### TASK INSTRUCTIONS:
Take every line that has the string "Bayésien" and copy it out.

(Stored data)
'''

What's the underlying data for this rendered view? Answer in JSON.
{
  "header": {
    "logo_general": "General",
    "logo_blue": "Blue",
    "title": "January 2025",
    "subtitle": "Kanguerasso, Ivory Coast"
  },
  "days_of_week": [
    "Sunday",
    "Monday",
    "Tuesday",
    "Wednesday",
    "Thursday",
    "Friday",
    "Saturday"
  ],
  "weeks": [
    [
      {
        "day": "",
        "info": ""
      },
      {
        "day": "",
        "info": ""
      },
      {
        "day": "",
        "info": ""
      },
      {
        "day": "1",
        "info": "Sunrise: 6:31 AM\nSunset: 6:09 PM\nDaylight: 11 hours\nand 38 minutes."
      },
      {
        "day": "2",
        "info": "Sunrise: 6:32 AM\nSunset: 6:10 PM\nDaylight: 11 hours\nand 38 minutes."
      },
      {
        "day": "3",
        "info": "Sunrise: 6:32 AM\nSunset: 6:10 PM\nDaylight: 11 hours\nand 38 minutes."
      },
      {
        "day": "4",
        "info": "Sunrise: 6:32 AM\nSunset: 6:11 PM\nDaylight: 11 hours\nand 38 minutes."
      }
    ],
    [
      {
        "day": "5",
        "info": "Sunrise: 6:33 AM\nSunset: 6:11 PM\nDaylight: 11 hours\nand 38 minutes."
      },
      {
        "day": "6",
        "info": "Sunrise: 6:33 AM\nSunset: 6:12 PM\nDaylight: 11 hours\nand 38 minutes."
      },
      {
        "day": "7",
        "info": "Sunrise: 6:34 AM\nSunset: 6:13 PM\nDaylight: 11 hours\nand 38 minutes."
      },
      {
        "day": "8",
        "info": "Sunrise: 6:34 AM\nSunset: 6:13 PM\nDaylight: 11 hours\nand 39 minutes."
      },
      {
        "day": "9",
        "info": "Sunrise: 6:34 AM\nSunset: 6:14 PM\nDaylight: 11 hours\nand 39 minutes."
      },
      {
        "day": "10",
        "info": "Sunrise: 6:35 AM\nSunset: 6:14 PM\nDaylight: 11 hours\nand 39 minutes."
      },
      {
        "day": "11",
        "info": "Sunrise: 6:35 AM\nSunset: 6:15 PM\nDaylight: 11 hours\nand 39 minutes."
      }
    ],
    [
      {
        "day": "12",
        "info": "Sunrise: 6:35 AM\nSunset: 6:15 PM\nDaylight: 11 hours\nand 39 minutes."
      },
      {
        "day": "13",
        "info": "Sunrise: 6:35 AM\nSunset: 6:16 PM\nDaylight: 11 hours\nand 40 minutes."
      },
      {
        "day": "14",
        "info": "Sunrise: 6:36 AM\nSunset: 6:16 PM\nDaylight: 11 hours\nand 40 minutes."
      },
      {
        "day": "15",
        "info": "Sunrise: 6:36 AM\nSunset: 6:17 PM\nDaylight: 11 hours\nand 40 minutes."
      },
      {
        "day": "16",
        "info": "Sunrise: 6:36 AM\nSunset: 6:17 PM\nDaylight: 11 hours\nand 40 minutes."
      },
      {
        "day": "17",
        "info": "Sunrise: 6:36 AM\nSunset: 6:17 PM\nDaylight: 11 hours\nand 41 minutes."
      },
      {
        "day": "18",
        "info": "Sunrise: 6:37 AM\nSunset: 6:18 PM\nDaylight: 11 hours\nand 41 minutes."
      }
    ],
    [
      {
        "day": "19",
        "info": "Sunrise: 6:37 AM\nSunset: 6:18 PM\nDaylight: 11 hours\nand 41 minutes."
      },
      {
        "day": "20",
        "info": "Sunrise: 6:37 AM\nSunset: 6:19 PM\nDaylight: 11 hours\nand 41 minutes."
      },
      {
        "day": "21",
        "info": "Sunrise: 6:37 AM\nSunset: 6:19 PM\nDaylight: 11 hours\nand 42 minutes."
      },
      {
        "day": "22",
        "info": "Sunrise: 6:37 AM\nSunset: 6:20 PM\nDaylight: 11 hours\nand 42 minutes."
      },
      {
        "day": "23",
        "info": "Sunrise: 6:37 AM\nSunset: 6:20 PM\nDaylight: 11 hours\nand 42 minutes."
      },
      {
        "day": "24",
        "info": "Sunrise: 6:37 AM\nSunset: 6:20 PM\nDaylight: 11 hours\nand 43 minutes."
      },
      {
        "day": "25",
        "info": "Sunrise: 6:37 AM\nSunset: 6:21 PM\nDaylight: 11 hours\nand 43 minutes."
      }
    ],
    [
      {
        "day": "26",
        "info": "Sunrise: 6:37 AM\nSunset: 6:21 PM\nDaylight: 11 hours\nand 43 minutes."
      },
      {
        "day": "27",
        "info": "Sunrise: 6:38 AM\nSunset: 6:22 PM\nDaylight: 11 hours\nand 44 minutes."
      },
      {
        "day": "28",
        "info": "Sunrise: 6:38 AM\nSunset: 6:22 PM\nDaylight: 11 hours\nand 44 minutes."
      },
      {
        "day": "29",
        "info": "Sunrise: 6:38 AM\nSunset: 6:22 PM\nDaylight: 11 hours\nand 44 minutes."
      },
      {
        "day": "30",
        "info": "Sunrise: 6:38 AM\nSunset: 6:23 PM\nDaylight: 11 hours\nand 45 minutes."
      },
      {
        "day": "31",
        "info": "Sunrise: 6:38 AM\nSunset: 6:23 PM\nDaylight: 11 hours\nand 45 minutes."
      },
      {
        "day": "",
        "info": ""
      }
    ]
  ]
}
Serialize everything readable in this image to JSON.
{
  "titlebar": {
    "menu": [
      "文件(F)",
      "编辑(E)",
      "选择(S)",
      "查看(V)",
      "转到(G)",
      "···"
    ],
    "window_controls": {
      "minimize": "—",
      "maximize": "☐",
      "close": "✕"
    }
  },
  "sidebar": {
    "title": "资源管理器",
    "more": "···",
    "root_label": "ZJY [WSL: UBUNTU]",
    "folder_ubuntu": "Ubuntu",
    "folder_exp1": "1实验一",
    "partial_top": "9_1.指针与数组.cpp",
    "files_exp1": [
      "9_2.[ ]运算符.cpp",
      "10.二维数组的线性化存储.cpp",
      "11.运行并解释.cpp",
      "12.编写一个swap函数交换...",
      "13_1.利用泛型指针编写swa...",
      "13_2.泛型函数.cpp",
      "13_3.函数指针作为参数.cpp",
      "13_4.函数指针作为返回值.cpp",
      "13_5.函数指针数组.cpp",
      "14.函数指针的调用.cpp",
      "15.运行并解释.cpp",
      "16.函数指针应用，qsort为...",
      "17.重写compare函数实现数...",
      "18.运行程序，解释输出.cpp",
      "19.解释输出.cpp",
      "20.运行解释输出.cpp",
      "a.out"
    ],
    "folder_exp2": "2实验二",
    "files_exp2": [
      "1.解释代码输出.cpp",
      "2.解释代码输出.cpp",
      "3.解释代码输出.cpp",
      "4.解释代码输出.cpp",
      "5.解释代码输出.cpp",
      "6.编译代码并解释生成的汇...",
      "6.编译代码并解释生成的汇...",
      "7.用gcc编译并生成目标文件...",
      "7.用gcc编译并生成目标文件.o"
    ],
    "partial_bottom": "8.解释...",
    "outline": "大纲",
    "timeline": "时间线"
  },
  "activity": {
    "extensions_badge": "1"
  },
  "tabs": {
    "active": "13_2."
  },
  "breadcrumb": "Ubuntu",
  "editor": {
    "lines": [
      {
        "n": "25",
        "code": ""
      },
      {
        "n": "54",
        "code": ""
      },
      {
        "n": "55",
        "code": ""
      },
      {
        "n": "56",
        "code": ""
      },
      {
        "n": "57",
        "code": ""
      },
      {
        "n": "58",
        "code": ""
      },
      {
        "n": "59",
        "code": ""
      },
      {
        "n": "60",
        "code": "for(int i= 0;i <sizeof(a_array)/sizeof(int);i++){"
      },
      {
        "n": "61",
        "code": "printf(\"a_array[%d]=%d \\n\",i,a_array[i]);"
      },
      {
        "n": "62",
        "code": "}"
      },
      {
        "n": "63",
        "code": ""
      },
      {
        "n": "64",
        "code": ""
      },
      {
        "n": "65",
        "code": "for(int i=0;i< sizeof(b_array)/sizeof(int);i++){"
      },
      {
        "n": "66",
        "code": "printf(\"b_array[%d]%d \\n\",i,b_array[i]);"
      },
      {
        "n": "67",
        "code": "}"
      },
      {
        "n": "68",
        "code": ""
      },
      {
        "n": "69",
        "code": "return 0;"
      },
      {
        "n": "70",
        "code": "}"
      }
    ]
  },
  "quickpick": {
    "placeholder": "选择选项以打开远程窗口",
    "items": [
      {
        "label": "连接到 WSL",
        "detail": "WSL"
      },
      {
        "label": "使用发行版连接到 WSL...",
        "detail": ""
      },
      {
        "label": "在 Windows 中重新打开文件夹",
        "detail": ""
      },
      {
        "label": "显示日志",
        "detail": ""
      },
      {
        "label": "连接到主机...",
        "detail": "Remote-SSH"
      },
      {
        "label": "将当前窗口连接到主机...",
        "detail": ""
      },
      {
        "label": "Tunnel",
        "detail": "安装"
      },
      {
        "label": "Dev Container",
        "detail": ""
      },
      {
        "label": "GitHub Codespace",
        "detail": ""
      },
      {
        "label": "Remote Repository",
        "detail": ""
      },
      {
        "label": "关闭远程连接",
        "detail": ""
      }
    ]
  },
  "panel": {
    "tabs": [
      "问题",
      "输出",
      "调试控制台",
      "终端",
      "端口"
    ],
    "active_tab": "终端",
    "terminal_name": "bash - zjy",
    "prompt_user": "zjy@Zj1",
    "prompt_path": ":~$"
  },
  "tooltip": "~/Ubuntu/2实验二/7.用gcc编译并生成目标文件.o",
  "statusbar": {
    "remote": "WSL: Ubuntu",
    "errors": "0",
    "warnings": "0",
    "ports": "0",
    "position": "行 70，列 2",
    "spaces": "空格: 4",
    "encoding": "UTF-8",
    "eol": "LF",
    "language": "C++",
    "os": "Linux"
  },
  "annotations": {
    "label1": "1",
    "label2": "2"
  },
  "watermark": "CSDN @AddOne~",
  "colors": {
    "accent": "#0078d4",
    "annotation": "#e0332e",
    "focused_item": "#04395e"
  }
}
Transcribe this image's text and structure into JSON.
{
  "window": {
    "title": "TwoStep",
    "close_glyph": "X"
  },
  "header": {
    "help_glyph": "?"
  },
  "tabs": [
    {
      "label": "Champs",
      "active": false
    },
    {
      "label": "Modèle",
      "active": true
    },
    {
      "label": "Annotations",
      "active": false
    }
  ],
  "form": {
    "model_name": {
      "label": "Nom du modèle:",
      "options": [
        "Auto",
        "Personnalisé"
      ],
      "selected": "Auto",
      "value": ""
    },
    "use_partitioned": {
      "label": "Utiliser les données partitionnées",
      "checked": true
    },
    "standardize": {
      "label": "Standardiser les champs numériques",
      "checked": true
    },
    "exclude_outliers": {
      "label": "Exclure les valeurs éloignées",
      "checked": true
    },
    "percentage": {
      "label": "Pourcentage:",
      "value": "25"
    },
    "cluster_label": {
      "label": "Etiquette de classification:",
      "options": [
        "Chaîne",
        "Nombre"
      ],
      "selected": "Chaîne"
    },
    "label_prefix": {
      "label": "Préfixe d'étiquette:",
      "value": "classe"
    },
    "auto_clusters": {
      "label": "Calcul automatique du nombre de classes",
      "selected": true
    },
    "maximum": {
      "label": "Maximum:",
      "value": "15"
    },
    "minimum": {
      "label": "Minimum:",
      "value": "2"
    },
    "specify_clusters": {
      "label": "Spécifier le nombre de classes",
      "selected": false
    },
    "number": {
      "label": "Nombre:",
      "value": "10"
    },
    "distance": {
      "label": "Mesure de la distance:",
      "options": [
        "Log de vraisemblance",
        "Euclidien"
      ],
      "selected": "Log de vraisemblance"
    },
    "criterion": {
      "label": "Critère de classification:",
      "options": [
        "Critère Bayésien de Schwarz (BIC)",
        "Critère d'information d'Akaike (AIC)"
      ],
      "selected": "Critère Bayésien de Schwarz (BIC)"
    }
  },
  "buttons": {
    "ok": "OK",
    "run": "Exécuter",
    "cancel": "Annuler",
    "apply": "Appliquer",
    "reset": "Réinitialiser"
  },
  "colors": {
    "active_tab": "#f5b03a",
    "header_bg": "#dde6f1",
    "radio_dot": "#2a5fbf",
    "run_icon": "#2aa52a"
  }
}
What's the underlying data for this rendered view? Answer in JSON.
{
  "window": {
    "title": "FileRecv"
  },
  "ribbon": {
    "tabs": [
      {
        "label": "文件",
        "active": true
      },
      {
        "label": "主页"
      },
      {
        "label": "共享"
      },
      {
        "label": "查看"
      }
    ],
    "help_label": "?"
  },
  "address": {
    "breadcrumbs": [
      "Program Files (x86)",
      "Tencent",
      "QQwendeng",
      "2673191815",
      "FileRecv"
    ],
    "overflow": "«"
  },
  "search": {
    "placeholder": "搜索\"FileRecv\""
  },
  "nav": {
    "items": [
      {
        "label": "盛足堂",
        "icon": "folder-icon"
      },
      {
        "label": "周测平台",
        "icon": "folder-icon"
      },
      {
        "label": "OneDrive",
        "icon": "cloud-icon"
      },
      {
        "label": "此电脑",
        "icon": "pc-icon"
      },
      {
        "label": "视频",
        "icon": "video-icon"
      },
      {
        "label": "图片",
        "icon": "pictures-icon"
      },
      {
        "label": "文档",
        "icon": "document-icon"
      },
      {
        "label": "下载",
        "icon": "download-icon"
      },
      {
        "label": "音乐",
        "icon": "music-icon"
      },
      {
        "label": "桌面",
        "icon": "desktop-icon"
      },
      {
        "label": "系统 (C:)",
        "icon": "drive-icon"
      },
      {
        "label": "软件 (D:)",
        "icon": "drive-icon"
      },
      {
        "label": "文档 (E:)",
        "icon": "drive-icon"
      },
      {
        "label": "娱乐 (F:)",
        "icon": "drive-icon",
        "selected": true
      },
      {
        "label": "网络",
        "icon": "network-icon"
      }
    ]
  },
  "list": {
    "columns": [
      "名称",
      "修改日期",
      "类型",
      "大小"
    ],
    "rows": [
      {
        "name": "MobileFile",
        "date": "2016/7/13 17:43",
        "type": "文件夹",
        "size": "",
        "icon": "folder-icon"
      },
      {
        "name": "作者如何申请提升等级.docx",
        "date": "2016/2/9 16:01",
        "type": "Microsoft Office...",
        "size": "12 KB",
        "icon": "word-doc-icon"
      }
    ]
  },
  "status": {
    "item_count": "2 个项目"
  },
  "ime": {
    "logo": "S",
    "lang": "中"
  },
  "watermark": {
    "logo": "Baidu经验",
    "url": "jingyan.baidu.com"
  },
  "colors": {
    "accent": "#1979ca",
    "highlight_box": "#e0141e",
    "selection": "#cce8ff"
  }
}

'''

### TASK ANSWER:
        "Critère Bayésien de Schwarz (BIC)",
      "selected": "Critère Bayésien de Schwarz (BIC)"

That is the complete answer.